= STATED PROBLEM =
Lift every line from the entries that includes the word "game".

[Collected data entries]
_ _ _

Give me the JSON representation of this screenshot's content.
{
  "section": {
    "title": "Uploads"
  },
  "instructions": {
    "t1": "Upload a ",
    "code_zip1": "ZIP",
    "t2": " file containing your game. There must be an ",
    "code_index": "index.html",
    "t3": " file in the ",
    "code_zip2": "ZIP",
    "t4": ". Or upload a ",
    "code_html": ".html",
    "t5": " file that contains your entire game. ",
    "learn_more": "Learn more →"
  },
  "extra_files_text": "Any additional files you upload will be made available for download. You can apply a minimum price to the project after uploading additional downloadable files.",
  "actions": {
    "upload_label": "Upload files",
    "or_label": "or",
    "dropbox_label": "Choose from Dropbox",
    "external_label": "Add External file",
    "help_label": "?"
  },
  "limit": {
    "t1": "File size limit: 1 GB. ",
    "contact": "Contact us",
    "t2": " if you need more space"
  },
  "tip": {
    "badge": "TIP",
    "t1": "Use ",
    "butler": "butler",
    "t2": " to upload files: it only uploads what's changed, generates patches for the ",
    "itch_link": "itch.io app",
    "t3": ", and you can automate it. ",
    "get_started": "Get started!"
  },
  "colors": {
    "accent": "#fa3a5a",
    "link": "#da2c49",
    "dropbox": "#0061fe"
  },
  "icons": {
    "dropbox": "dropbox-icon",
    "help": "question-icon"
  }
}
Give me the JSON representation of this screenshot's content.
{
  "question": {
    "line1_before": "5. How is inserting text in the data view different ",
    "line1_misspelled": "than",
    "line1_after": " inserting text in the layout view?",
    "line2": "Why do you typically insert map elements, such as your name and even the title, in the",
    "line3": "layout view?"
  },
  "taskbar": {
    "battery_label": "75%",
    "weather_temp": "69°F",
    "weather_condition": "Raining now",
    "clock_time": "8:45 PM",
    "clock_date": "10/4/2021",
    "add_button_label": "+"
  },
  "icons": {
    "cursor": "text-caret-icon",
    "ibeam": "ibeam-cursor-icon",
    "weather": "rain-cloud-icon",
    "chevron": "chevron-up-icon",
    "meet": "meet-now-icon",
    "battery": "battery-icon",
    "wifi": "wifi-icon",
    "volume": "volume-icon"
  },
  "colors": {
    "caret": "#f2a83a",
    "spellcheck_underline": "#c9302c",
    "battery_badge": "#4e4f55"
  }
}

_ _ _

= TASK RESULT =
    "t2": " file containing your game. There must be an ",
    "t5": " file that contains your entire game. ",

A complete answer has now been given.